*Task goal*. Every line below that contains "Eurihalinas" is to be copied.

*Entries taken from a collection*.
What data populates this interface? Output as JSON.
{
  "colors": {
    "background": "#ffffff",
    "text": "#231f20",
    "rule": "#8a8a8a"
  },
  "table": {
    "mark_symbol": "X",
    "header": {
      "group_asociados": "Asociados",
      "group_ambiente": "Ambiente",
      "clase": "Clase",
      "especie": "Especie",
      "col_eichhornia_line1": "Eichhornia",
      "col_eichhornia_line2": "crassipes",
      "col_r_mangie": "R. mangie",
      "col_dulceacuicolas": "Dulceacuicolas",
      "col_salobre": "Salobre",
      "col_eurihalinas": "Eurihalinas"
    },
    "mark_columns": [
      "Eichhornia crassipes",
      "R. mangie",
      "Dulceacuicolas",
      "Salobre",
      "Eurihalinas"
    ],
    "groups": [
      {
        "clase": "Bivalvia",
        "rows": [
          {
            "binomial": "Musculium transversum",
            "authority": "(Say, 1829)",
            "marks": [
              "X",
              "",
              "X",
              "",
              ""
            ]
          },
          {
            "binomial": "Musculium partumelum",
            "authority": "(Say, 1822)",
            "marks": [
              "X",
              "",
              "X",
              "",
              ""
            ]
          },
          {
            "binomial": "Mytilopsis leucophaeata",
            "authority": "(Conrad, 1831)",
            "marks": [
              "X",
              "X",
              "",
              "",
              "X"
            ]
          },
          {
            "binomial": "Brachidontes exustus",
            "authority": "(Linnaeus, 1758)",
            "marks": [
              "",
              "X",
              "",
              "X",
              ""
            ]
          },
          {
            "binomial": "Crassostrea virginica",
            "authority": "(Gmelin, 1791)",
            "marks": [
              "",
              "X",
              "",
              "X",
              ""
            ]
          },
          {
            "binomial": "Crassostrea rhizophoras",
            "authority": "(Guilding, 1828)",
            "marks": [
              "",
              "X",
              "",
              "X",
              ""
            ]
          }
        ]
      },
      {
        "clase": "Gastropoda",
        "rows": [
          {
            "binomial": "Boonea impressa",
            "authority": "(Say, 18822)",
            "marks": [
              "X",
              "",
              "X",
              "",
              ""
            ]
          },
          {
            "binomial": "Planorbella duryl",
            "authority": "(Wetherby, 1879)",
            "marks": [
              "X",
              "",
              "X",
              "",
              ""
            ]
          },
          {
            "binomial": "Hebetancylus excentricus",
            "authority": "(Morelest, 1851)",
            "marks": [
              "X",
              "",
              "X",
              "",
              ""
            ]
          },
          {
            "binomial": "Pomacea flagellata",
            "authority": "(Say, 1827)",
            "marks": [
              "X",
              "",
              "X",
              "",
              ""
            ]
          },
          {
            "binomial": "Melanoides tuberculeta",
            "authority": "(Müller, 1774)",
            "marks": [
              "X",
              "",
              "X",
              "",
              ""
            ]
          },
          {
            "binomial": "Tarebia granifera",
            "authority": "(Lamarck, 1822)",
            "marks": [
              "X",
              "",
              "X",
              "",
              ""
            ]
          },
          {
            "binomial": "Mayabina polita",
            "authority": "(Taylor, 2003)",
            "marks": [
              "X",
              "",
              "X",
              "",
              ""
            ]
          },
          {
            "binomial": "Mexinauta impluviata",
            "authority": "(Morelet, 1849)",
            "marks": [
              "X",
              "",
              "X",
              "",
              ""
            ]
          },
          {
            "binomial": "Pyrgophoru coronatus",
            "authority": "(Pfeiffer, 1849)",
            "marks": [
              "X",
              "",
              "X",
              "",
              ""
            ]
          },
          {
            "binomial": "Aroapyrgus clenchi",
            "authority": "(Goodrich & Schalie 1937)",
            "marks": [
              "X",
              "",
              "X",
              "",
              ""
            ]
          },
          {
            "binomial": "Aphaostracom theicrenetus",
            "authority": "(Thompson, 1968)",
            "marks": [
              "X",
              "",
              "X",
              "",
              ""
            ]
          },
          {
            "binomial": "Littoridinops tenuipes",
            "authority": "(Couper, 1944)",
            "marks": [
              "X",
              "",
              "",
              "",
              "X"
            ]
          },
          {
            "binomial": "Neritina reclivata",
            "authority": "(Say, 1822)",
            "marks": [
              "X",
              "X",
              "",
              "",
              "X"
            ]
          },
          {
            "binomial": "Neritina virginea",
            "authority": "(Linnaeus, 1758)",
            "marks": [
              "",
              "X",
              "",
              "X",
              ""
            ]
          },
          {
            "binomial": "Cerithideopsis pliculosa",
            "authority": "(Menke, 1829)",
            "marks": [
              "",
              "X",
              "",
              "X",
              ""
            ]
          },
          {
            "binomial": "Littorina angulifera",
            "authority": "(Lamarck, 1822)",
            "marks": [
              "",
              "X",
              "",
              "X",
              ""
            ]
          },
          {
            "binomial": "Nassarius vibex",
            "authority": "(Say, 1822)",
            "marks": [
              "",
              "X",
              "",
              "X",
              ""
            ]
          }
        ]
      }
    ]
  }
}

*Written reply*.
      "col_eurihalinas": "Eurihalinas"
      "Eurihalinas"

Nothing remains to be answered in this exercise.